- **WHAT YOU NEED TO DO**: Wherever the word "Network" turns up in a line of the entries, copy that line.

(Items from a figure collection)
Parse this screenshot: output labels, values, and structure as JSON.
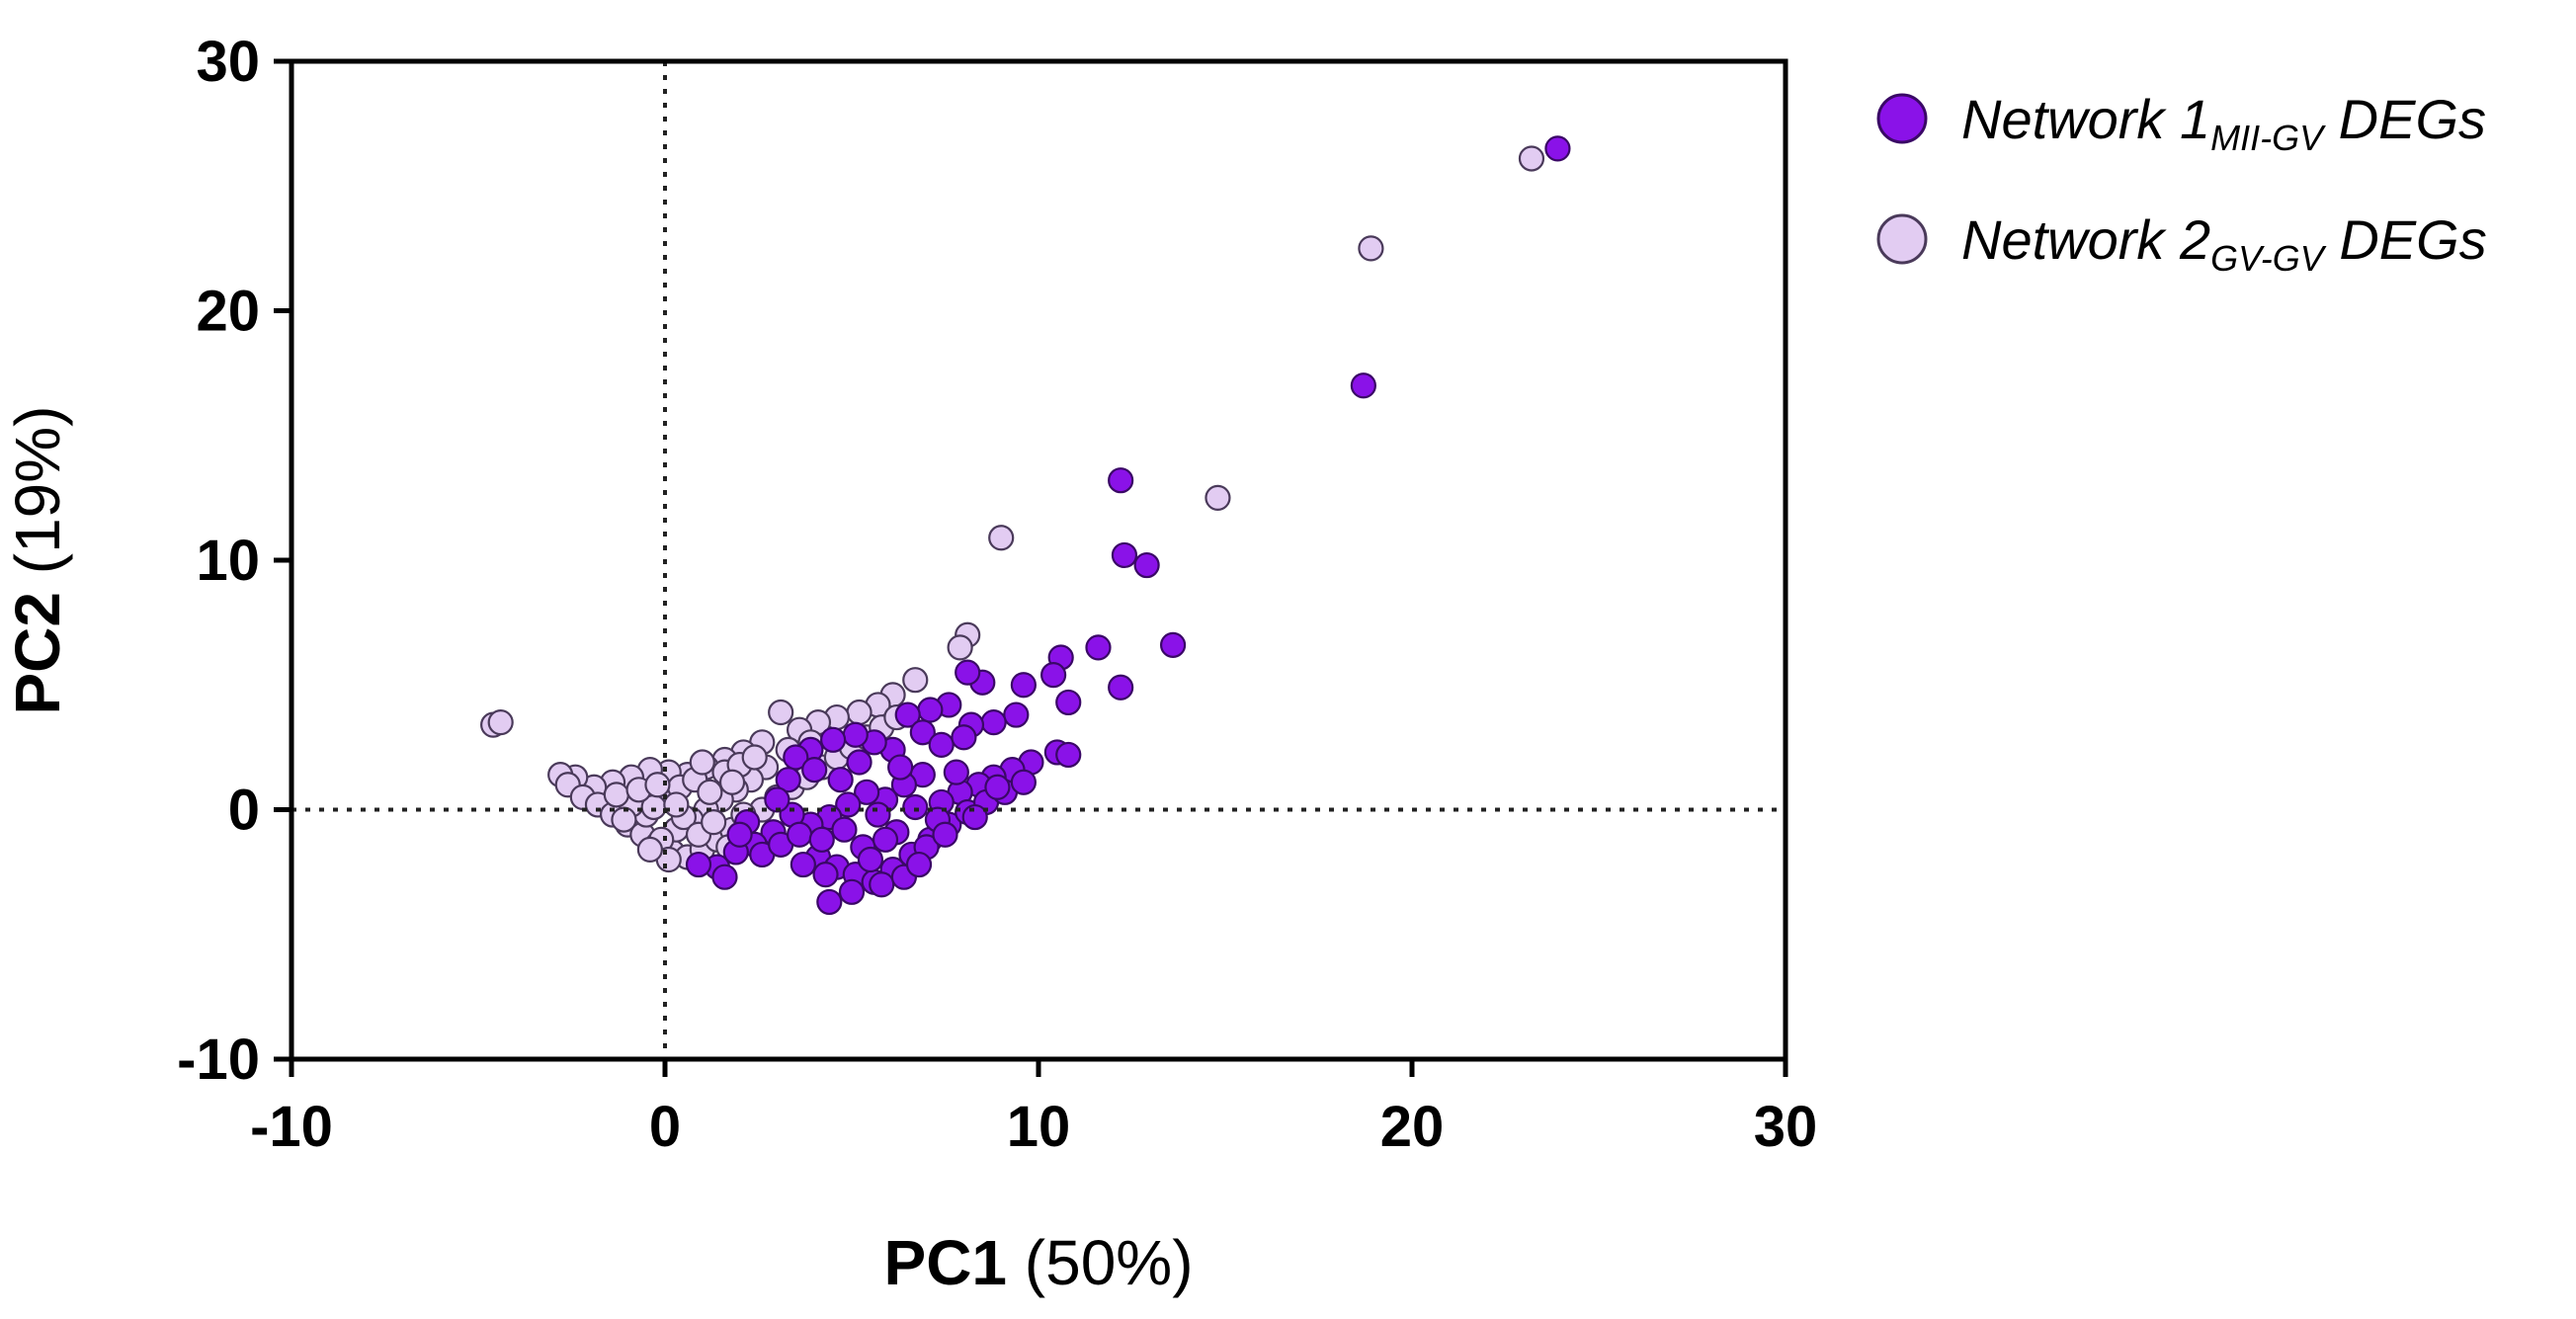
{
  "chart_data": {
    "type": "scatter",
    "title": "",
    "xlabel": {
      "bold": "PC1",
      "normal": " (50%)"
    },
    "ylabel": {
      "bold": "PC2",
      "normal": " (19%)"
    },
    "xlim": [
      -10,
      30
    ],
    "ylim": [
      -10,
      30
    ],
    "xticks": [
      -10,
      0,
      10,
      20,
      30
    ],
    "yticks": [
      -10,
      0,
      10,
      20,
      30
    ],
    "xtick_labels": [
      "-10",
      "0",
      "10",
      "20",
      "30"
    ],
    "ytick_labels": [
      "-10",
      "0",
      "10",
      "20",
      "30"
    ],
    "reference_lines": {
      "x": 0,
      "y": 0,
      "style": "dotted"
    },
    "grid": false,
    "legend": {
      "placement": "top-right-outside"
    },
    "series": [
      {
        "name": "Network 1",
        "name_main": "Network 1",
        "name_sub": "MII-GV",
        "name_suffix": " DEGs",
        "color": "#8a12e8",
        "edge": "#3a0866",
        "points": [
          [
            23.9,
            26.5
          ],
          [
            18.7,
            17.0
          ],
          [
            12.2,
            13.2
          ],
          [
            12.3,
            10.2
          ],
          [
            12.9,
            9.8
          ],
          [
            13.6,
            6.6
          ],
          [
            11.6,
            6.5
          ],
          [
            10.6,
            6.1
          ],
          [
            10.4,
            5.4
          ],
          [
            12.2,
            4.9
          ],
          [
            9.6,
            5.0
          ],
          [
            8.5,
            5.1
          ],
          [
            8.1,
            5.5
          ],
          [
            10.8,
            4.3
          ],
          [
            9.4,
            3.8
          ],
          [
            8.8,
            3.5
          ],
          [
            8.2,
            3.4
          ],
          [
            7.6,
            4.2
          ],
          [
            7.1,
            4.0
          ],
          [
            6.5,
            3.8
          ],
          [
            6.9,
            3.1
          ],
          [
            7.4,
            2.6
          ],
          [
            8.0,
            2.9
          ],
          [
            6.1,
            2.4
          ],
          [
            5.6,
            2.7
          ],
          [
            5.1,
            3.0
          ],
          [
            4.5,
            2.8
          ],
          [
            3.9,
            2.4
          ],
          [
            3.5,
            2.1
          ],
          [
            10.5,
            2.3
          ],
          [
            10.8,
            2.2
          ],
          [
            9.8,
            1.9
          ],
          [
            9.3,
            1.6
          ],
          [
            8.8,
            1.3
          ],
          [
            8.4,
            1.0
          ],
          [
            7.9,
            0.7
          ],
          [
            7.4,
            0.3
          ],
          [
            6.9,
            1.4
          ],
          [
            6.4,
            1.0
          ],
          [
            5.9,
            0.4
          ],
          [
            5.4,
            0.7
          ],
          [
            4.9,
            0.2
          ],
          [
            4.4,
            -0.3
          ],
          [
            3.9,
            -0.6
          ],
          [
            3.4,
            -0.2
          ],
          [
            2.9,
            -0.9
          ],
          [
            2.4,
            -1.4
          ],
          [
            1.9,
            -1.7
          ],
          [
            1.4,
            -2.3
          ],
          [
            0.9,
            -2.2
          ],
          [
            1.6,
            -2.7
          ],
          [
            2.6,
            -1.8
          ],
          [
            3.1,
            -1.4
          ],
          [
            3.6,
            -1.0
          ],
          [
            4.1,
            -1.9
          ],
          [
            4.6,
            -2.3
          ],
          [
            5.1,
            -2.6
          ],
          [
            5.6,
            -2.9
          ],
          [
            6.1,
            -2.4
          ],
          [
            6.6,
            -1.8
          ],
          [
            7.1,
            -1.2
          ],
          [
            7.6,
            -0.6
          ],
          [
            8.1,
            -0.1
          ],
          [
            8.6,
            0.3
          ],
          [
            9.1,
            0.7
          ],
          [
            9.6,
            1.1
          ],
          [
            4.4,
            -3.7
          ],
          [
            5.0,
            -3.3
          ],
          [
            5.8,
            -3.0
          ],
          [
            6.4,
            -2.7
          ],
          [
            7.0,
            -1.5
          ],
          [
            4.2,
            -1.2
          ],
          [
            5.3,
            -1.5
          ],
          [
            6.2,
            -0.9
          ],
          [
            7.3,
            -0.4
          ],
          [
            4.8,
            -0.8
          ],
          [
            5.7,
            -0.2
          ],
          [
            6.7,
            0.1
          ],
          [
            3.3,
            1.2
          ],
          [
            4.0,
            1.6
          ],
          [
            4.7,
            1.2
          ],
          [
            5.2,
            1.9
          ],
          [
            6.3,
            1.7
          ],
          [
            7.8,
            1.5
          ],
          [
            8.9,
            0.9
          ],
          [
            3.0,
            0.4
          ],
          [
            2.2,
            -0.5
          ],
          [
            2.0,
            -1.0
          ],
          [
            5.5,
            -2.0
          ],
          [
            6.8,
            -2.2
          ],
          [
            7.5,
            -1.0
          ],
          [
            8.3,
            -0.3
          ],
          [
            4.3,
            -2.6
          ],
          [
            3.7,
            -2.2
          ],
          [
            5.9,
            -1.2
          ]
        ]
      },
      {
        "name": "Network 2",
        "name_main": "Network 2",
        "name_sub": "GV-GV",
        "name_suffix": " DEGs",
        "color": "#e2ccf2",
        "edge": "#4a3a5a",
        "points": [
          [
            23.2,
            26.1
          ],
          [
            18.9,
            22.5
          ],
          [
            14.8,
            12.5
          ],
          [
            9.0,
            10.9
          ],
          [
            8.1,
            7.0
          ],
          [
            7.9,
            6.5
          ],
          [
            6.7,
            5.2
          ],
          [
            6.1,
            4.6
          ],
          [
            5.7,
            4.2
          ],
          [
            5.2,
            3.9
          ],
          [
            4.6,
            3.7
          ],
          [
            4.1,
            3.5
          ],
          [
            3.6,
            3.2
          ],
          [
            3.1,
            3.9
          ],
          [
            2.6,
            2.7
          ],
          [
            2.1,
            2.3
          ],
          [
            1.6,
            2.0
          ],
          [
            1.1,
            1.7
          ],
          [
            0.6,
            1.4
          ],
          [
            0.1,
            1.5
          ],
          [
            -0.4,
            1.6
          ],
          [
            -0.9,
            1.3
          ],
          [
            -1.4,
            1.1
          ],
          [
            -1.9,
            0.9
          ],
          [
            -2.4,
            1.3
          ],
          [
            -2.8,
            1.4
          ],
          [
            -2.6,
            1.0
          ],
          [
            -2.2,
            0.5
          ],
          [
            -1.8,
            0.2
          ],
          [
            -1.4,
            -0.2
          ],
          [
            -1.0,
            -0.6
          ],
          [
            -0.6,
            -1.0
          ],
          [
            -0.2,
            -1.4
          ],
          [
            0.2,
            -1.7
          ],
          [
            0.6,
            -1.9
          ],
          [
            1.0,
            -1.6
          ],
          [
            1.4,
            -1.2
          ],
          [
            1.8,
            -0.8
          ],
          [
            2.2,
            -0.4
          ],
          [
            2.6,
            0.0
          ],
          [
            3.0,
            0.5
          ],
          [
            3.4,
            0.9
          ],
          [
            3.8,
            1.3
          ],
          [
            4.2,
            1.7
          ],
          [
            4.6,
            2.1
          ],
          [
            5.0,
            2.5
          ],
          [
            5.4,
            2.9
          ],
          [
            5.8,
            3.3
          ],
          [
            6.2,
            3.7
          ],
          [
            2.7,
            1.7
          ],
          [
            2.3,
            1.2
          ],
          [
            1.9,
            0.8
          ],
          [
            1.5,
            0.4
          ],
          [
            1.1,
            0.0
          ],
          [
            0.7,
            -0.4
          ],
          [
            0.3,
            -0.8
          ],
          [
            -0.1,
            -1.2
          ],
          [
            -0.5,
            -0.2
          ],
          [
            -0.9,
            0.2
          ],
          [
            -1.3,
            0.6
          ],
          [
            0.0,
            0.5
          ],
          [
            0.4,
            0.9
          ],
          [
            0.8,
            1.2
          ],
          [
            1.2,
            0.7
          ],
          [
            1.6,
            1.5
          ],
          [
            2.0,
            1.8
          ],
          [
            2.4,
            2.1
          ],
          [
            -0.3,
            0.1
          ],
          [
            0.5,
            -0.3
          ],
          [
            -0.7,
            0.8
          ],
          [
            0.9,
            -1.0
          ],
          [
            1.3,
            -0.5
          ],
          [
            0.1,
            -2.0
          ],
          [
            -0.4,
            -1.6
          ],
          [
            1.7,
            -1.5
          ],
          [
            2.1,
            -0.2
          ],
          [
            3.3,
            2.4
          ],
          [
            3.9,
            2.7
          ],
          [
            -4.6,
            3.4
          ],
          [
            -4.4,
            3.5
          ],
          [
            -0.2,
            1.0
          ],
          [
            0.3,
            0.2
          ],
          [
            1.0,
            1.9
          ],
          [
            1.8,
            1.1
          ],
          [
            -1.1,
            -0.4
          ]
        ]
      }
    ]
  }
}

- **RESPONSE TO THIS EXERCISE**:
        "name": "Network 1",
        "name_main": "Network 1",
        "name": "Network 2",
        "name_main": "Network 2",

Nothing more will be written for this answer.